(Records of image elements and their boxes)
-----
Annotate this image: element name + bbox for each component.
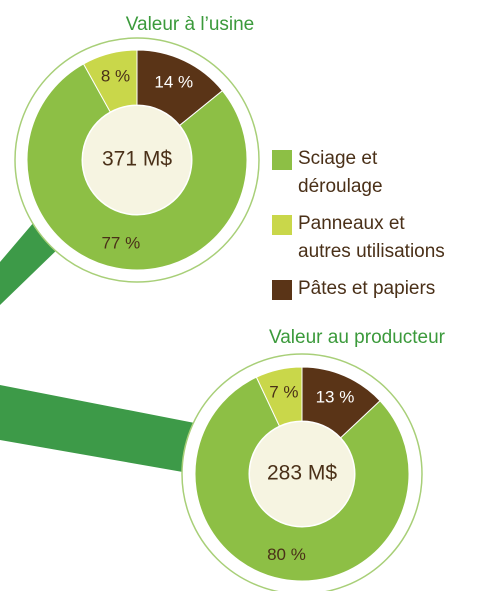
value-label: 13 % [316, 387, 355, 406]
center [83, 106, 191, 214]
legend-swatch [272, 215, 292, 235]
center-label: 283 M$ [267, 462, 337, 485]
legend-label: Sciage et déroulage [298, 148, 383, 197]
value-label: 77 % [101, 233, 140, 252]
legend-label: Panneaux et autres utilisations [298, 213, 445, 262]
value-label: 7 % [269, 382, 298, 401]
value-label: 80 % [267, 545, 306, 564]
legend-item: Pâtes et papiers [272, 278, 456, 303]
slice [136, 49, 224, 127]
legend-item: Sciage et déroulage [272, 148, 456, 201]
center [250, 422, 354, 526]
legend-item: Panneaux et autres utilisations [272, 213, 456, 266]
slice [194, 376, 410, 582]
legend-swatch [272, 150, 292, 170]
legend-label: Pâtes et papiers [298, 278, 436, 299]
value-label: 14 % [154, 72, 193, 91]
legend-swatch [272, 280, 292, 300]
slice [301, 366, 381, 439]
legend: Sciage et déroulage Panneaux et autres ut… [272, 148, 456, 315]
chart-title: Valeur au producteur [269, 327, 446, 348]
center-label: 371 M$ [102, 148, 172, 171]
value-label: 8 % [101, 67, 130, 86]
band [0, 385, 205, 475]
chart-title: Valeur à l’usine [126, 14, 255, 35]
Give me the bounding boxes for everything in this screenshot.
-----
Arrange all the records above as a JSON list of strings, with one string per line and no blank lines. Leave the pictures out of the answer.

[
  "Annotate this image: element name + bbox for each component.",
  "value-label: 13 % [316, 387, 355, 406]",
  "center [83, 106, 191, 214]",
  "legend-swatch [272, 215, 292, 235]",
  "center-label: 283 M$ [267, 462, 337, 485]",
  "legend-label: Sciage et déroulage [298, 148, 383, 197]",
  "value-label: 77 % [101, 233, 140, 252]",
  "legend-label: Panneaux et autres utilisations [298, 213, 445, 262]",
  "value-label: 7 % [269, 382, 298, 401]",
  "value-label: 80 % [267, 545, 306, 564]",
  "legend-item: Pâtes et papiers [272, 278, 456, 303]",
  "slice [136, 49, 224, 127]",
  "legend-item: Sciage et déroulage [272, 148, 456, 201]",
  "center [250, 422, 354, 526]",
  "legend-item: Panneaux et autres utilisations [272, 213, 456, 266]",
  "slice [194, 376, 410, 582]",
  "legend-swatch [272, 150, 292, 170]",
  "legend-label: Pâtes et papiers [298, 278, 436, 299]",
  "value-label: 14 % [154, 72, 193, 91]",
  "legend-swatch [272, 280, 292, 300]",
  "slice [301, 366, 381, 439]",
  "legend: Sciage et déroulage Panneaux et autres ut… [272, 148, 456, 315]",
  "chart-title: Valeur au producteur [269, 327, 446, 348]",
  "center-label: 371 M$ [102, 148, 172, 171]",
  "value-label: 8 % [101, 67, 130, 86]",
  "band [0, 385, 205, 475]",
  "chart-title: Valeur à l’usine [126, 14, 255, 35]",
  "Give me the bounding boxes for everything in this screenshot."
]